## GOAL:
Write out each line that follows exactly as it stands, without the pictures.

(Dataset items)
··········

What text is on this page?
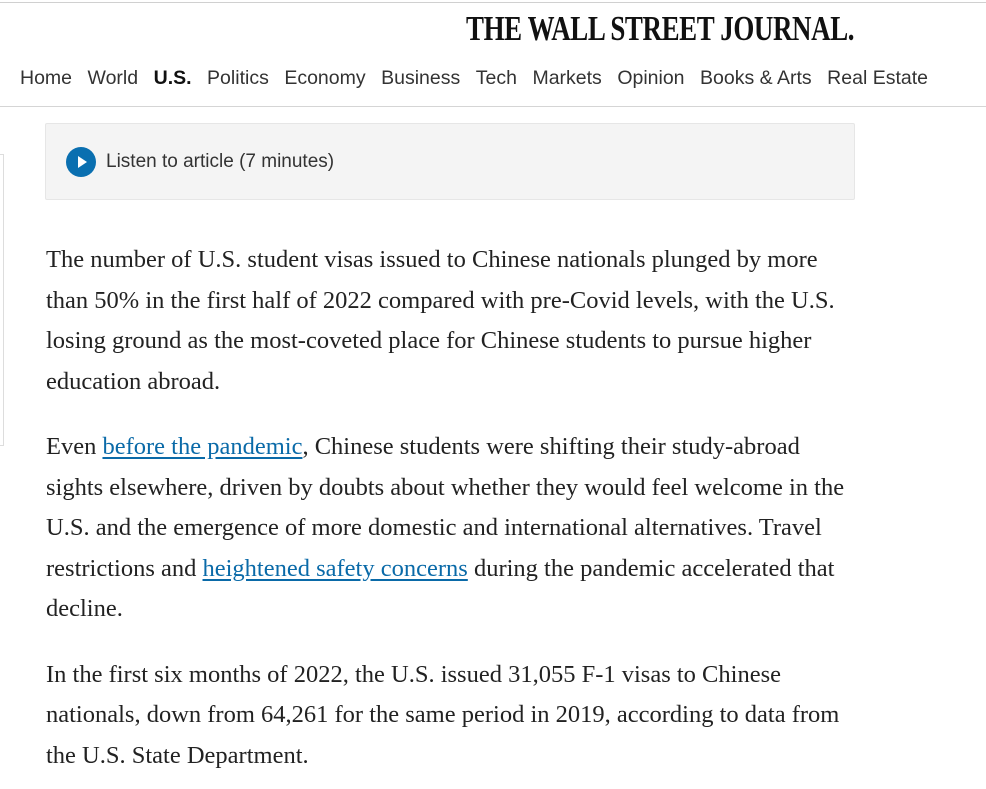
THE WALL STREET JOURNAL.
Home World U.S. Politics Economy Business Tech Markets Opinion Books & Arts Real Estate
Listen to article (7 minutes)

The number of U.S. student visas issued to Chinese nationals plunged by more than 50% in the first half of 2022 compared with pre-Covid levels, with the U.S. losing ground as the most-coveted place for Chinese students to pursue higher education abroad.

Even before the pandemic, Chinese students were shifting their study-abroad sights elsewhere, driven by doubts about whether they would feel welcome in the U.S. and the emergence of more domestic and international alternatives. Travel restrictions and heightened safety concerns during the pandemic accelerated that decline.

In the first six months of 2022, the U.S. issued 31,055 F-1 visas to Chinese nationals, down from 64,261 for the same period in 2019, according to data from the U.S. State Department.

··········

## WRITTEN RESPONSE:
What text is on this page?
THE WALL STREET JOURNAL.
Home World U.S. Politics Economy Business Tech Markets Opinion Books & Arts Real Estate
Listen to article (7 minutes)

The number of U.S. student visas issued to Chinese nationals plunged by more than 50% in the first half of 2022 compared with pre-Covid levels, with the U.S. losing ground as the most-coveted place for Chinese students to pursue higher education abroad.

Even before the pandemic, Chinese students were shifting their study-abroad sights elsewhere, driven by doubts about whether they would feel welcome in the U.S. and the emergence of more domestic and international alternatives. Travel restrictions and heightened safety concerns during the pandemic accelerated that decline.

In the first six months of 2022, the U.S. issued 31,055 F-1 visas to Chinese nationals, down from 64,261 for the same period in 2019, according to data from the U.S. State Department.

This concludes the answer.